> Stated task
Which lines include the word "zeiterfassung"? Copy each of them.

> Stored records
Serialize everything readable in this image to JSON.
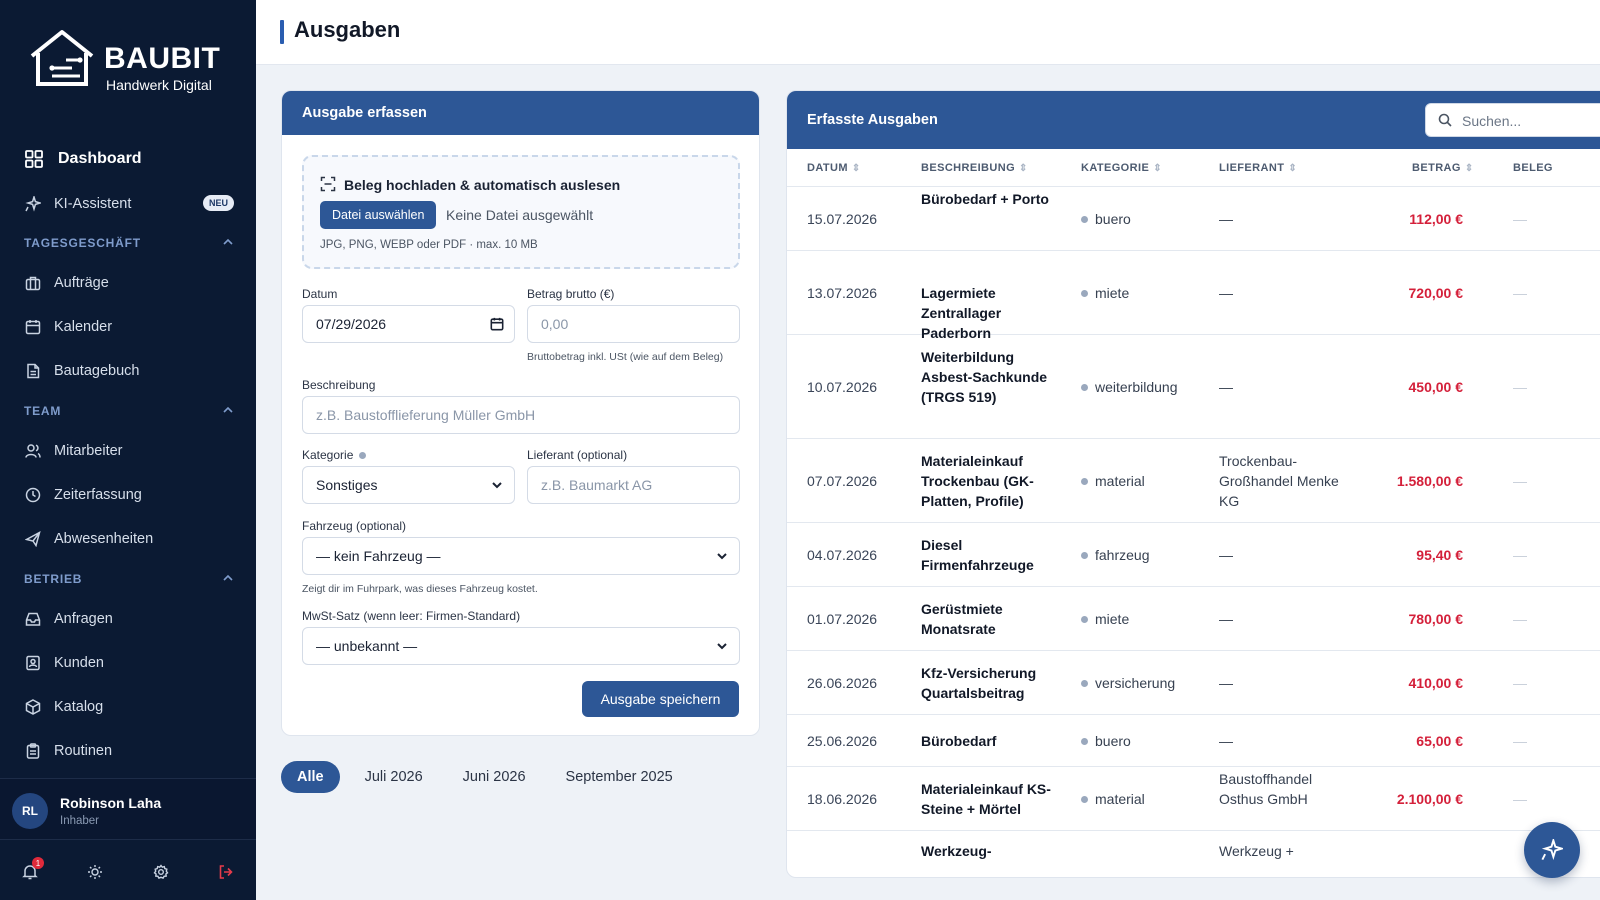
{
  "brand": {
    "name": "BAUBIT",
    "tagline": "Handwerk Digital"
  },
  "sidebar": {
    "dashboard": "Dashboard",
    "ki_assistent": "KI-Assistent",
    "neu_badge": "NEU",
    "sections": {
      "tagesgeschaeft": "TAGESGESCHÄFT",
      "team": "TEAM",
      "betrieb": "BETRIEB"
    },
    "items": {
      "auftraege": "Aufträge",
      "kalender": "Kalender",
      "bautagebuch": "Bautagebuch",
      "mitarbeiter": "Mitarbeiter",
      "zeiterfassung": "Zeiterfassung",
      "abwesenheiten": "Abwesenheiten",
      "anfragen": "Anfragen",
      "kunden": "Kunden",
      "katalog": "Katalog",
      "routinen": "Routinen"
    },
    "user": {
      "initials": "RL",
      "name": "Robinson Laha",
      "role": "Inhaber"
    },
    "notification_count": "1"
  },
  "header": {
    "title": "Ausgaben"
  },
  "form": {
    "title": "Ausgabe erfassen",
    "upload": {
      "title": "Beleg hochladen & automatisch auslesen",
      "button": "Datei auswählen",
      "no_file": "Keine Datei ausgewählt",
      "hint": "JPG, PNG, WEBP oder PDF · max. 10 MB"
    },
    "datum_label": "Datum",
    "datum_value": "07/29/2026",
    "betrag_label": "Betrag brutto (€)",
    "betrag_placeholder": "0,00",
    "betrag_hint": "Bruttobetrag inkl. USt (wie auf dem Beleg)",
    "beschreibung_label": "Beschreibung",
    "beschreibung_placeholder": "z.B. Baustofflieferung Müller GmbH",
    "kategorie_label": "Kategorie",
    "kategorie_value": "Sonstiges",
    "lieferant_label": "Lieferant (optional)",
    "lieferant_placeholder": "z.B. Baumarkt AG",
    "fahrzeug_label": "Fahrzeug (optional)",
    "fahrzeug_value": "— kein Fahrzeug —",
    "fahrzeug_hint": "Zeigt dir im Fuhrpark, was dieses Fahrzeug kostet.",
    "mwst_label": "MwSt-Satz (wenn leer: Firmen-Standard)",
    "mwst_value": "— unbekannt —",
    "save_button": "Ausgabe speichern"
  },
  "filters": [
    "Alle",
    "Juli 2026",
    "Juni 2026",
    "September 2025"
  ],
  "table": {
    "title": "Erfasste Ausgaben",
    "search_placeholder": "Suchen...",
    "columns": [
      "DATUM",
      "BESCHREIBUNG",
      "KATEGORIE",
      "LIEFERANT",
      "BETRAG",
      "BELEG"
    ],
    "rows": [
      {
        "datum": "15.07.2026",
        "beschreibung": "Bürobedarf + Porto",
        "kategorie": "buero",
        "lieferant": "—",
        "betrag": "112,00 €",
        "beleg": "—"
      },
      {
        "datum": "13.07.2026",
        "beschreibung": "Lagermiete Zentrallager Paderborn",
        "kategorie": "miete",
        "lieferant": "—",
        "betrag": "720,00 €",
        "beleg": "—"
      },
      {
        "datum": "10.07.2026",
        "beschreibung": "Weiterbildung Asbest-Sachkunde (TRGS 519)",
        "kategorie": "weiterbildung",
        "lieferant": "—",
        "betrag": "450,00 €",
        "beleg": "—"
      },
      {
        "datum": "07.07.2026",
        "beschreibung": "Materialeinkauf Trockenbau (GK-Platten, Profile)",
        "kategorie": "material",
        "lieferant": "Trockenbau-Großhandel Menke KG",
        "betrag": "1.580,00 €",
        "beleg": "—"
      },
      {
        "datum": "04.07.2026",
        "beschreibung": "Diesel Firmenfahrzeuge",
        "kategorie": "fahrzeug",
        "lieferant": "—",
        "betrag": "95,40 €",
        "beleg": "—"
      },
      {
        "datum": "01.07.2026",
        "beschreibung": "Gerüstmiete Monatsrate",
        "kategorie": "miete",
        "lieferant": "—",
        "betrag": "780,00 €",
        "beleg": "—"
      },
      {
        "datum": "26.06.2026",
        "beschreibung": "Kfz-Versicherung Quartalsbeitrag",
        "kategorie": "versicherung",
        "lieferant": "—",
        "betrag": "410,00 €",
        "beleg": "—"
      },
      {
        "datum": "25.06.2026",
        "beschreibung": "Bürobedarf",
        "kategorie": "buero",
        "lieferant": "—",
        "betrag": "65,00 €",
        "beleg": "—"
      },
      {
        "datum": "18.06.2026",
        "beschreibung": "Materialeinkauf KS-Steine + Mörtel",
        "kategorie": "material",
        "lieferant": "Baustoffhandel Osthus GmbH",
        "betrag": "2.100,00 €",
        "beleg": "—"
      },
      {
        "datum": "",
        "beschreibung": "Werkzeug-",
        "kategorie": "",
        "lieferant": "Werkzeug +",
        "betrag": "",
        "beleg": ""
      }
    ]
  },
  "colors": {
    "sidebar_bg": "#0b1a33",
    "primary": "#2d5796",
    "amount_red": "#d4203a",
    "section_label": "#7f9ccc"
  },
  "icons": {
    "dashboard": "grid-icon",
    "ki": "sparkle-icon",
    "auftraege": "briefcase-icon",
    "kalender": "calendar-icon",
    "bautagebuch": "document-icon",
    "mitarbeiter": "users-icon",
    "zeiterfassung": "clock-icon",
    "abwesenheiten": "plane-icon",
    "anfragen": "inbox-icon",
    "kunden": "contact-icon",
    "katalog": "package-icon",
    "routinen": "clipboard-icon",
    "fab": "sparkle-icon"
  }
}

> Output for this task
      "zeiterfassung": "Zeiterfassung",
    "zeiterfassung": "clock-icon",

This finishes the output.